* Your goal
All of the data below must be repeated exactly.

------------------------------------

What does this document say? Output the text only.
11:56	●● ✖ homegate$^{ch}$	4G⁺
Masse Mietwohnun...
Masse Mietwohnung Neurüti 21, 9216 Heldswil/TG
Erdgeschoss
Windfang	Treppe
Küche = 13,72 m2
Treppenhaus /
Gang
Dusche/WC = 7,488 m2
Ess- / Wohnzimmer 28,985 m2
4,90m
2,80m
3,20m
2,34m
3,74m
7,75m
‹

------------------------------------

* Result of the exercise
What does this document say? Output the text only.
11:56	●● ✖ homegate$^{ch}$	4G⁺
Masse Mietwohnun...
Masse Mietwohnung Neurüti 21, 9216 Heldswil/TG
Erdgeschoss
Windfang	Treppe
Küche = 13,72 m2
Treppenhaus /
Gang
Dusche/WC = 7,488 m2
Ess- / Wohnzimmer 28,985 m2
4,90m
2,80m
3,20m
2,34m
3,74m
7,75m
‹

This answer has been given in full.